Collected data -
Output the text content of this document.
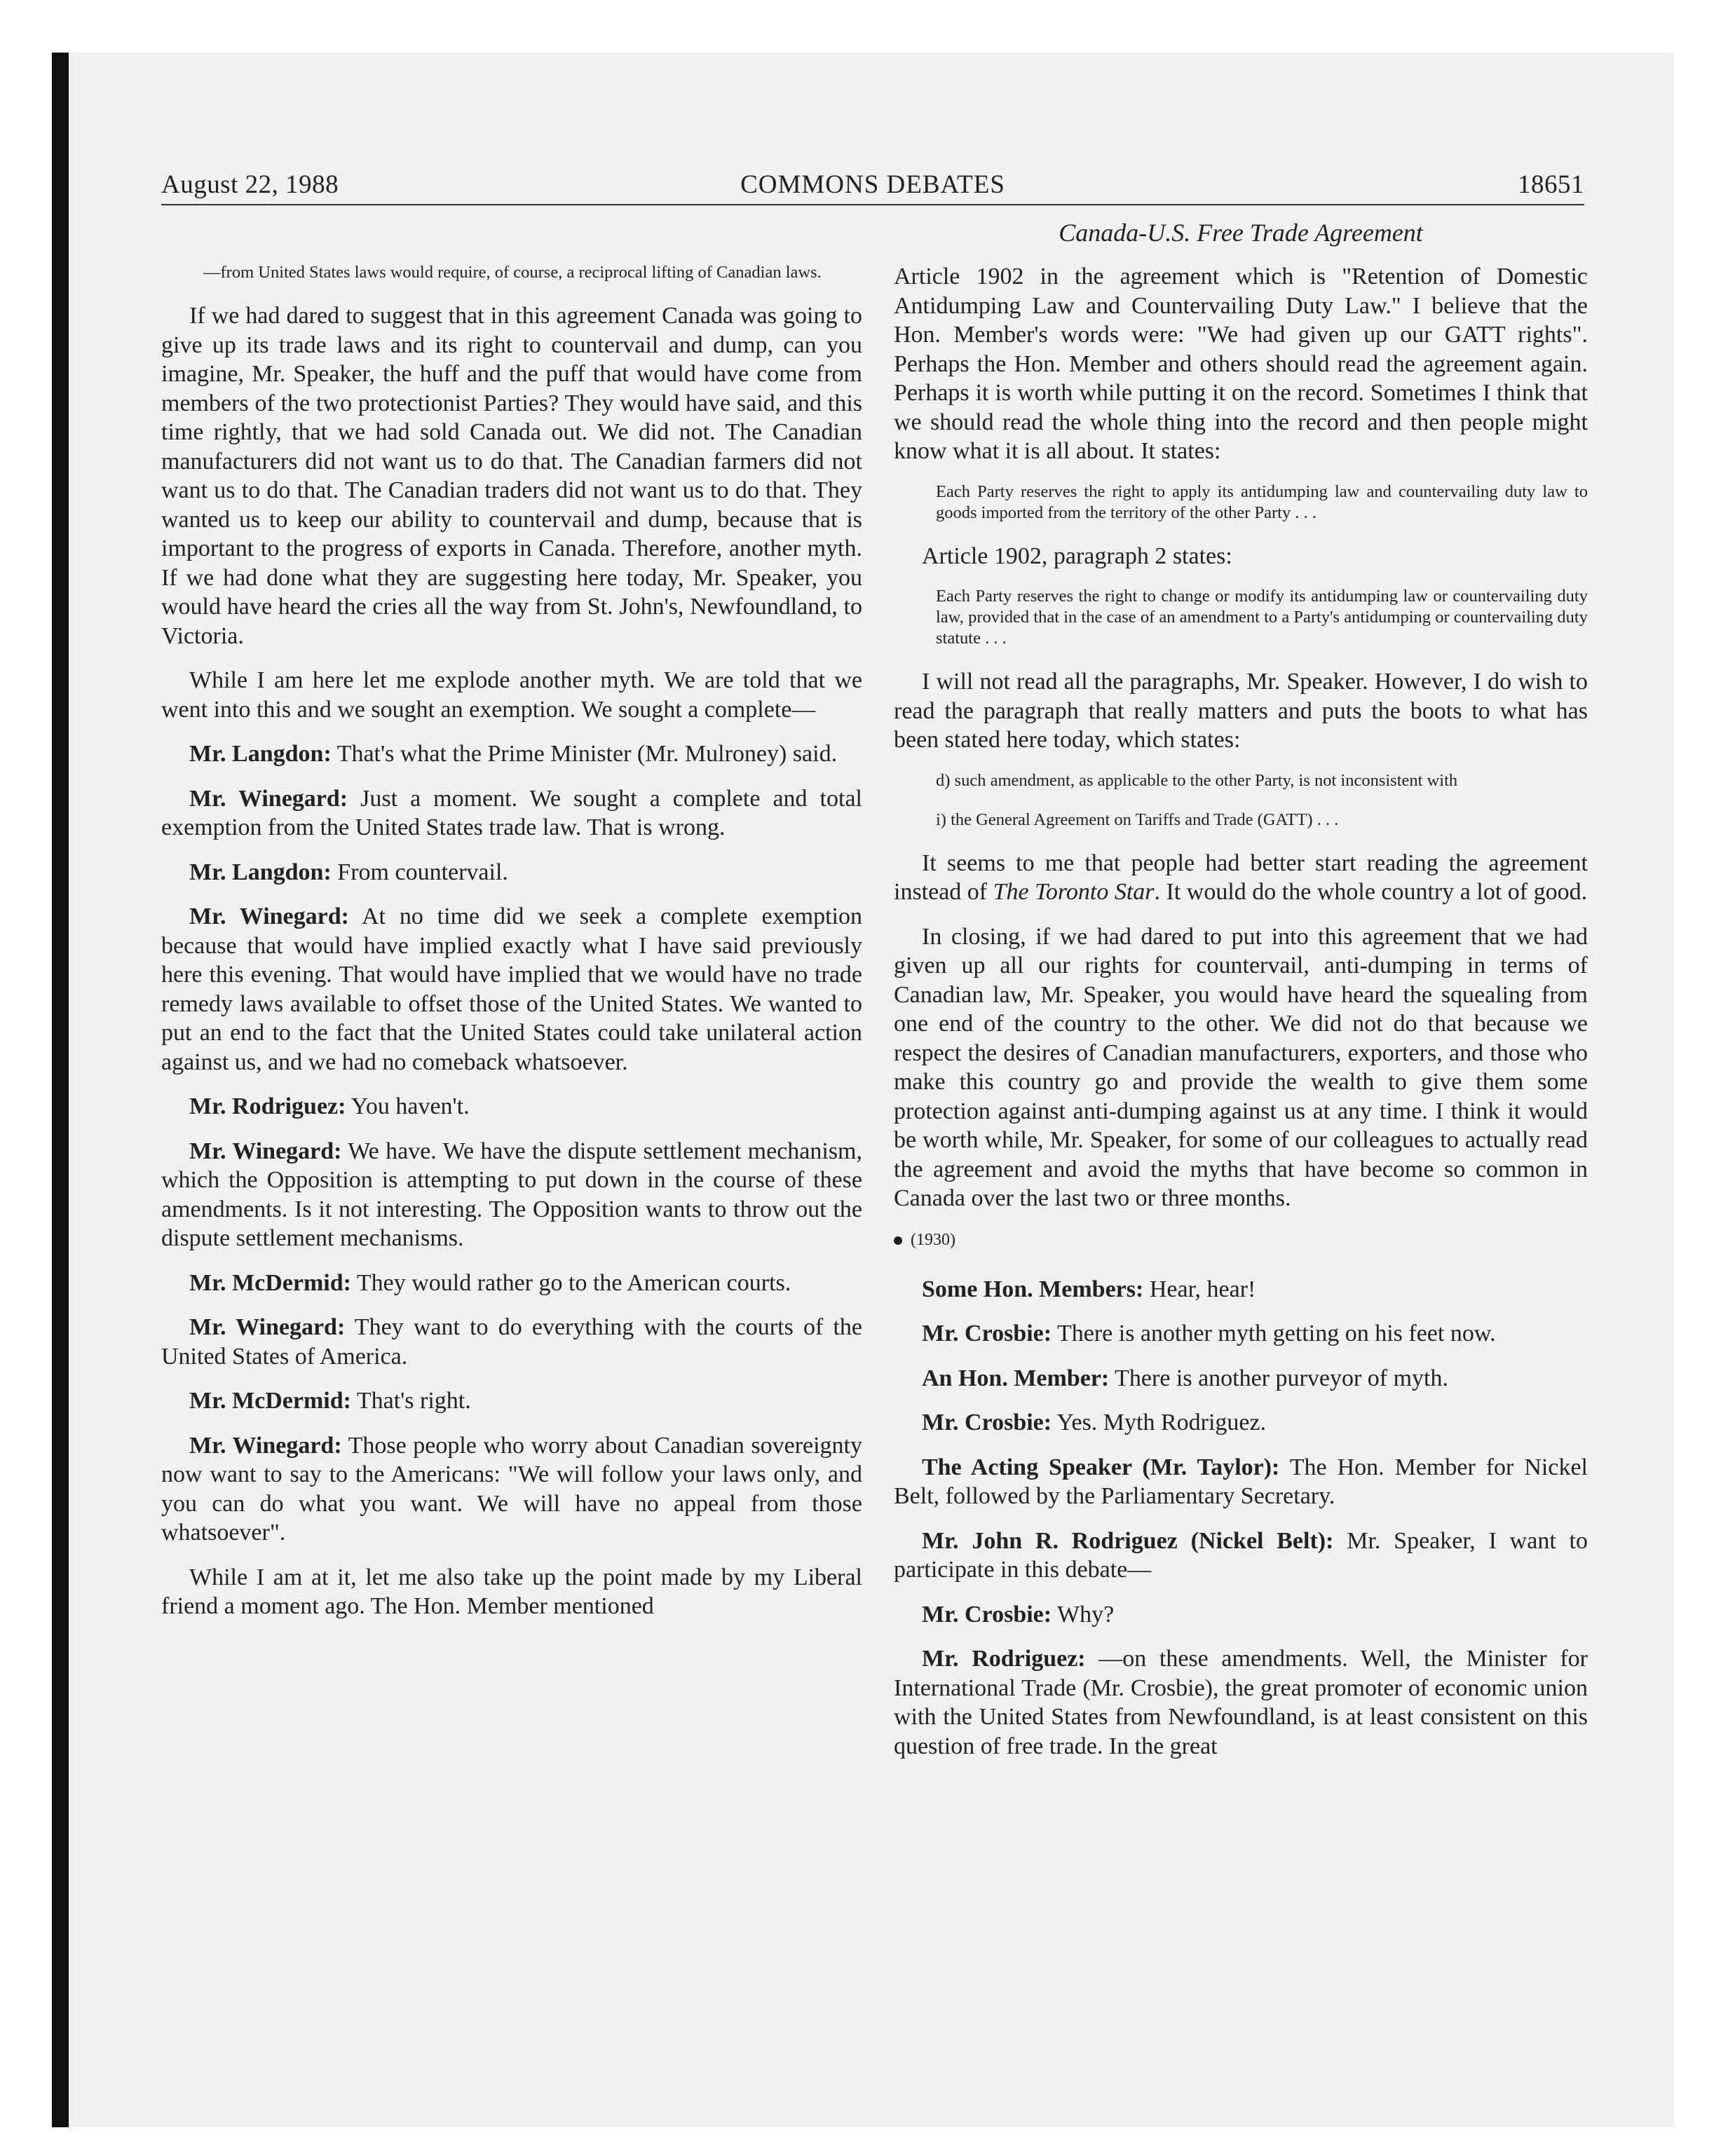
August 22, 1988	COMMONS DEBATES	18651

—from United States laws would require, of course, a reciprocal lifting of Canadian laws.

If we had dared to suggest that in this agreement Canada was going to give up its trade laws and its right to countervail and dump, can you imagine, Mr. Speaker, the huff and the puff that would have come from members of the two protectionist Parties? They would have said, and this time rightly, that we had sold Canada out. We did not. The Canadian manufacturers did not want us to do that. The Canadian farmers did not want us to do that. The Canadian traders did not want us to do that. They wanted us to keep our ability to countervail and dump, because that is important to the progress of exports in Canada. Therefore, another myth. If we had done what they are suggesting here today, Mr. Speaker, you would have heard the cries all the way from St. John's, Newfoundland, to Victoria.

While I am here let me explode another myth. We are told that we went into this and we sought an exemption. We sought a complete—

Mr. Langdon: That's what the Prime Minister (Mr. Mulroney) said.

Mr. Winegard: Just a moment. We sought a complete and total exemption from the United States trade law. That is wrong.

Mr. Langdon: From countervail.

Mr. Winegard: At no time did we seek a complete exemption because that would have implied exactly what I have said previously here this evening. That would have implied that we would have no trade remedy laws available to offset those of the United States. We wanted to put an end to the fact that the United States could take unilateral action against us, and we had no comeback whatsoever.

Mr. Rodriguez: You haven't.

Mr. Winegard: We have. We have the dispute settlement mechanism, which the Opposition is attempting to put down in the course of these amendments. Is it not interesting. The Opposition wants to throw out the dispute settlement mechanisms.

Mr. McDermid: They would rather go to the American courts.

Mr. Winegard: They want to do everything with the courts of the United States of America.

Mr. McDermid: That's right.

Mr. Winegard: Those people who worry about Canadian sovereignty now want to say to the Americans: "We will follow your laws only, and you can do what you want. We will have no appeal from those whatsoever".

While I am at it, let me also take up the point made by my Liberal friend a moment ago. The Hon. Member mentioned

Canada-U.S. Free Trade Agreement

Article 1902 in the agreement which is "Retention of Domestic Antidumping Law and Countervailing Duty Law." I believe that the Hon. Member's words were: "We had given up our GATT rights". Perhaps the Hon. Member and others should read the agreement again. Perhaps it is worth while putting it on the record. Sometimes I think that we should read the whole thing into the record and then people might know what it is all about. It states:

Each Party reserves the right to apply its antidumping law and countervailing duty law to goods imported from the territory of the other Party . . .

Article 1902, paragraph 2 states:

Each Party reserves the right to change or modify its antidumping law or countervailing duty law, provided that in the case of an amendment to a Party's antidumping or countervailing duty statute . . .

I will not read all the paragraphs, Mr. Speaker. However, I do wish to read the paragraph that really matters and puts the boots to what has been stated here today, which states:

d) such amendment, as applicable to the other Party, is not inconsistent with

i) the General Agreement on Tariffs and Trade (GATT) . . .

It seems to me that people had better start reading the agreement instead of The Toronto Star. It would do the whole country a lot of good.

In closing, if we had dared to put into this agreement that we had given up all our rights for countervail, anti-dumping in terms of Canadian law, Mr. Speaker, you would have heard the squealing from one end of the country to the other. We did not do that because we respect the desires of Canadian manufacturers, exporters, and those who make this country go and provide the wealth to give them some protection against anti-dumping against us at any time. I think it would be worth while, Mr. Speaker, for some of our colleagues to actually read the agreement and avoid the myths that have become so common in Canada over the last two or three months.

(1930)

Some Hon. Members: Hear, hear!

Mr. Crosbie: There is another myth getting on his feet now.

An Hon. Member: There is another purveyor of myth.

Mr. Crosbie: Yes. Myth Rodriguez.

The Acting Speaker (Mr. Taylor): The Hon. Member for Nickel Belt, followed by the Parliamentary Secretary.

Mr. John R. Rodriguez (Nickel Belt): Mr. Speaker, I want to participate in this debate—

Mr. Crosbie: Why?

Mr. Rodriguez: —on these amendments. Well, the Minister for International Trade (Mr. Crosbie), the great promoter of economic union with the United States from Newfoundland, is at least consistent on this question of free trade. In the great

Exercise - Pull out every line in the material above where "sought" occurs.

Task response -
While I am here let me explode another myth. We are told that we went into this and we sought an exemption. We sought a complete—
Mr. Winegard: Just a moment. We sought a complete and total exemption from the United States trade law. That is wrong.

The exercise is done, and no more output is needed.